(Dataset records)
******************************
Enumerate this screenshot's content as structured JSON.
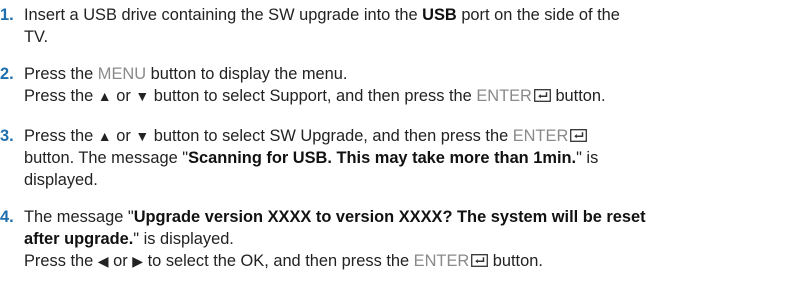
{
  "steps": [
    {
      "number": "1.",
      "text_a": "Insert a USB drive containing the SW upgrade into the ",
      "usb": "USB",
      "text_b": " port on the side of the",
      "text_c": "TV."
    },
    {
      "number": "2.",
      "l1_a": "Press the ",
      "menu": "MENU",
      "l1_b": " button to display the menu.",
      "l2_a": "Press the ",
      "up": "▲",
      "or": " or ",
      "down": "▼",
      "l2_b": " button to select Support, and then press the ",
      "enter": "ENTER",
      "l2_c": " button."
    },
    {
      "number": "3.",
      "l1_a": "Press the ",
      "up": "▲",
      "or": " or ",
      "down": "▼",
      "l1_b": " button to select SW Upgrade, and then press the ",
      "enter": "ENTER",
      "l2_a": "button. The message \"",
      "scan": "Scanning for USB. This may take more than 1min.",
      "l2_b": "\" is",
      "l3": "displayed."
    },
    {
      "number": "4.",
      "l1_a": "The message \"",
      "upgrade1": "Upgrade version XXXX to version XXXX? The system will be reset",
      "upgrade2": "after upgrade.",
      "l2_b": "\" is displayed.",
      "l3_a": "Press the ",
      "left": "◀",
      "or": " or ",
      "right": "▶",
      "l3_b": " to select the OK, and then press the ",
      "enter": "ENTER",
      "l3_c": " button."
    }
  ],
  "icons": {
    "enter": "enter-key-icon"
  },
  "colors": {
    "number": "#1f6fae",
    "emphasis_gray": "#8a8a8a"
  }
}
******************************
All the records need to be repeated exactly, with the images dropped.

Enumerate this screenshot's content as structured JSON.
{
  "steps": [
    {
      "number": "1.",
      "text_a": "Insert a USB drive containing the SW upgrade into the ",
      "usb": "USB",
      "text_b": " port on the side of the",
      "text_c": "TV."
    },
    {
      "number": "2.",
      "l1_a": "Press the ",
      "menu": "MENU",
      "l1_b": " button to display the menu.",
      "l2_a": "Press the ",
      "up": "▲",
      "or": " or ",
      "down": "▼",
      "l2_b": " button to select Support, and then press the ",
      "enter": "ENTER",
      "l2_c": " button."
    },
    {
      "number": "3.",
      "l1_a": "Press the ",
      "up": "▲",
      "or": " or ",
      "down": "▼",
      "l1_b": " button to select SW Upgrade, and then press the ",
      "enter": "ENTER",
      "l2_a": "button. The message \"",
      "scan": "Scanning for USB. This may take more than 1min.",
      "l2_b": "\" is",
      "l3": "displayed."
    },
    {
      "number": "4.",
      "l1_a": "The message \"",
      "upgrade1": "Upgrade version XXXX to version XXXX? The system will be reset",
      "upgrade2": "after upgrade.",
      "l2_b": "\" is displayed.",
      "l3_a": "Press the ",
      "left": "◀",
      "or": " or ",
      "right": "▶",
      "l3_b": " to select the OK, and then press the ",
      "enter": "ENTER",
      "l3_c": " button."
    }
  ],
  "icons": {
    "enter": "enter-key-icon"
  },
  "colors": {
    "number": "#1f6fae",
    "emphasis_gray": "#8a8a8a"
  }
}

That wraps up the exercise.